Find the lines with the string "then" and return them.
+ + + + +
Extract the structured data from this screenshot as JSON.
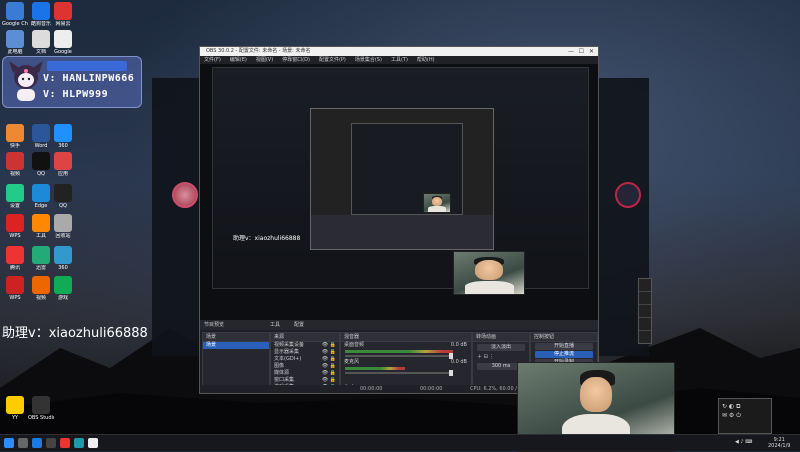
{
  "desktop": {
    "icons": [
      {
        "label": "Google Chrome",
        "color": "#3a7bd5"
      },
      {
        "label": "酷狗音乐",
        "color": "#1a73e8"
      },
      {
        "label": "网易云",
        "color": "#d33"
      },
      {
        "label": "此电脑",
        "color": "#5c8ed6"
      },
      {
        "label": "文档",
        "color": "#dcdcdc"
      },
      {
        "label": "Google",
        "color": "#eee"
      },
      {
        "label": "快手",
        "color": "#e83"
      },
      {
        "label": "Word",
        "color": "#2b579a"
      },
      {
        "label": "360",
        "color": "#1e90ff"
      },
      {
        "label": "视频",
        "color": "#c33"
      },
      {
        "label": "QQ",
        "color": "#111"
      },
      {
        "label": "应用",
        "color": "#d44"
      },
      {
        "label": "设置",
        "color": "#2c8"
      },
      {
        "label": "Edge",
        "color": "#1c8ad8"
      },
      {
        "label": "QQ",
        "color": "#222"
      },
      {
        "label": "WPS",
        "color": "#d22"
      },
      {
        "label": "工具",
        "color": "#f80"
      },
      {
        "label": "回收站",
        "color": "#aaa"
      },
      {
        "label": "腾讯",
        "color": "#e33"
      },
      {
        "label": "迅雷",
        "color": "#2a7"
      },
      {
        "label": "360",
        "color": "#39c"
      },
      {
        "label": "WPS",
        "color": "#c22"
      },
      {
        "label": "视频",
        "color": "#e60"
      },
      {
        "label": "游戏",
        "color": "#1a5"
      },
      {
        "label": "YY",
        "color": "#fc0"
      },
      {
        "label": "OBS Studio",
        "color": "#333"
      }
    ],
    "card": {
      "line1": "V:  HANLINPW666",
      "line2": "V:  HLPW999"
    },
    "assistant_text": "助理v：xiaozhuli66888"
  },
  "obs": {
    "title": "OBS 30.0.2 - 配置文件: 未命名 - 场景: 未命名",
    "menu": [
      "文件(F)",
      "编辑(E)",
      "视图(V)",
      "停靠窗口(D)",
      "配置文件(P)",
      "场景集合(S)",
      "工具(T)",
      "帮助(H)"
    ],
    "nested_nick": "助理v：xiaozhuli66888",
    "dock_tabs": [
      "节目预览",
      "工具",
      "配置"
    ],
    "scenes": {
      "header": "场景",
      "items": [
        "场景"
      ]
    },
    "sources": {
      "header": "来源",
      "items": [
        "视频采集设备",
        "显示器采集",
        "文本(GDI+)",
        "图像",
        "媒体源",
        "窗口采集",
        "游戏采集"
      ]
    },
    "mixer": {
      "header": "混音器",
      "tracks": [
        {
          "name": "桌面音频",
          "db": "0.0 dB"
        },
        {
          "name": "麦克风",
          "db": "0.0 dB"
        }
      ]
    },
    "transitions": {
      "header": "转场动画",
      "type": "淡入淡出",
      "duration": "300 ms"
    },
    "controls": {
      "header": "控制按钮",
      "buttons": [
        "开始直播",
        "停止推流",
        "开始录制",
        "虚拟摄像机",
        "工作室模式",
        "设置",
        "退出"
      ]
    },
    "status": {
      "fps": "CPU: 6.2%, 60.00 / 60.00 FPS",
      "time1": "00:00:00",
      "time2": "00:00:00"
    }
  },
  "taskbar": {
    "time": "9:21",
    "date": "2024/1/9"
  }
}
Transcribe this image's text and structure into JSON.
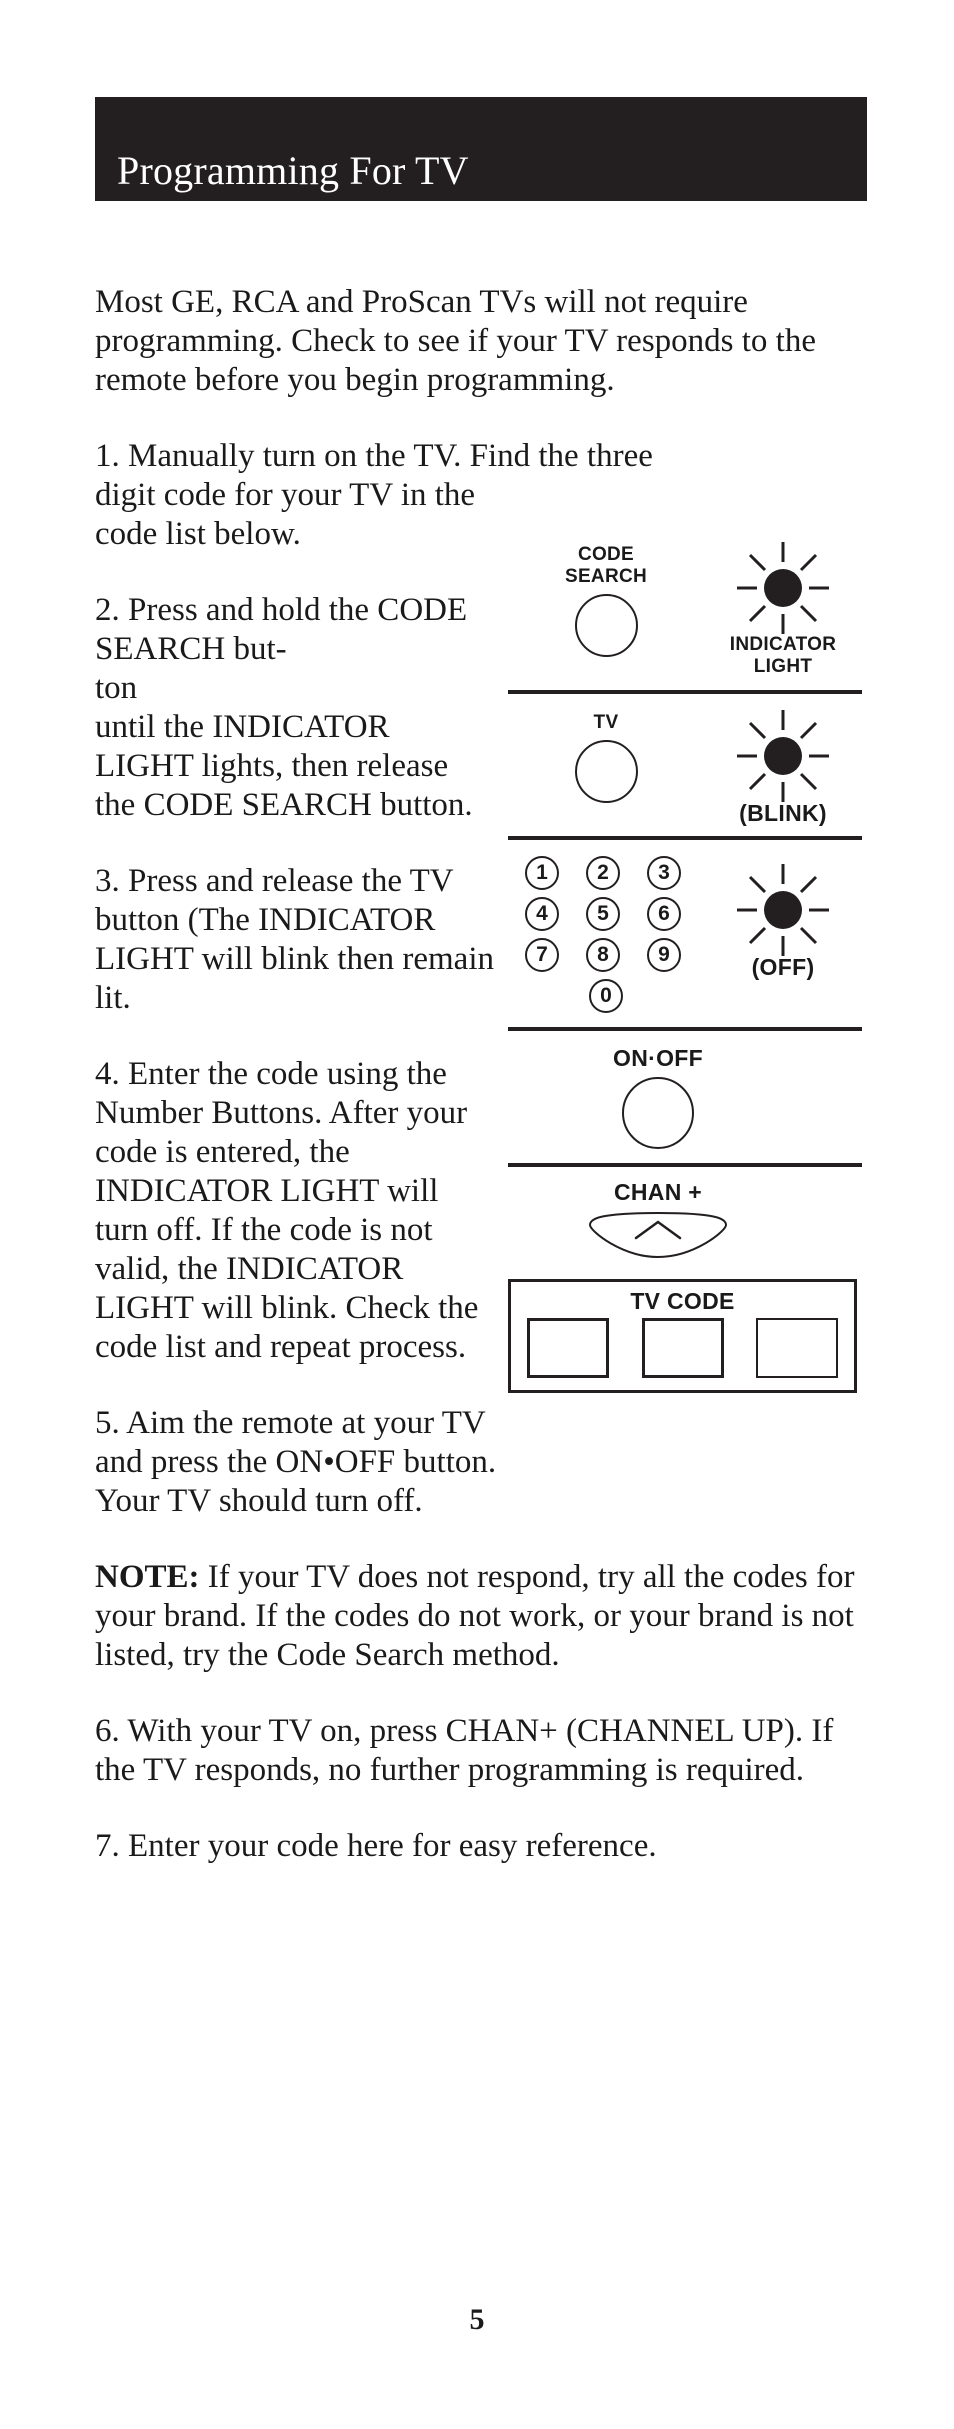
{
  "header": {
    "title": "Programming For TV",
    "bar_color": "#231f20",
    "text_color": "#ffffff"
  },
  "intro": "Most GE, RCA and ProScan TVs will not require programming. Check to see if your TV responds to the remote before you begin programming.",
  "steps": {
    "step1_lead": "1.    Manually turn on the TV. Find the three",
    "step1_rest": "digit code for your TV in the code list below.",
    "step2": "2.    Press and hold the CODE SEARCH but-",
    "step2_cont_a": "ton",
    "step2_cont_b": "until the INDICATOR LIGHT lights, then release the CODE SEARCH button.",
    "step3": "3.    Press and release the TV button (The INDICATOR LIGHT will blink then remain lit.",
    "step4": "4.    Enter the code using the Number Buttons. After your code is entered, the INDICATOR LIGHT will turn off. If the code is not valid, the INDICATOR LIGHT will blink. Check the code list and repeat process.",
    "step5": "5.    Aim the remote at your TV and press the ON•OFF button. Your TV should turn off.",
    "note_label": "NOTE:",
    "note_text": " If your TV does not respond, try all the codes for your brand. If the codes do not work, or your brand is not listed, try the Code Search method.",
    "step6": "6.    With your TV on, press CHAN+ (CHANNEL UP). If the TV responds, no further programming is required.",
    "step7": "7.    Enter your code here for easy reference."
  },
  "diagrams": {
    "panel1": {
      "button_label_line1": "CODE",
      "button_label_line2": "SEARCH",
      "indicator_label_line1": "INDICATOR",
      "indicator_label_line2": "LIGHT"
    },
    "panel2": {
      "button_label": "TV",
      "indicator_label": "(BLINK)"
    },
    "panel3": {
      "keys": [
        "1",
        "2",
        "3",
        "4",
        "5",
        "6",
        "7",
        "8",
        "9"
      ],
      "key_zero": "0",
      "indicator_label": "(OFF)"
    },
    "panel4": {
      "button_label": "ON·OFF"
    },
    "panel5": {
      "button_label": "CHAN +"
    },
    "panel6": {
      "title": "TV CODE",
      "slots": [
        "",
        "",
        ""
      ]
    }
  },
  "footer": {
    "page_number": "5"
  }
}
+ + + + +
**OUTPUT BELOW**
    "step2_cont_b": "until the INDICATOR LIGHT lights, then release the CODE SEARCH button.",
    "step3": "3.    Press and release the TV button (The INDICATOR LIGHT will blink then remain lit.",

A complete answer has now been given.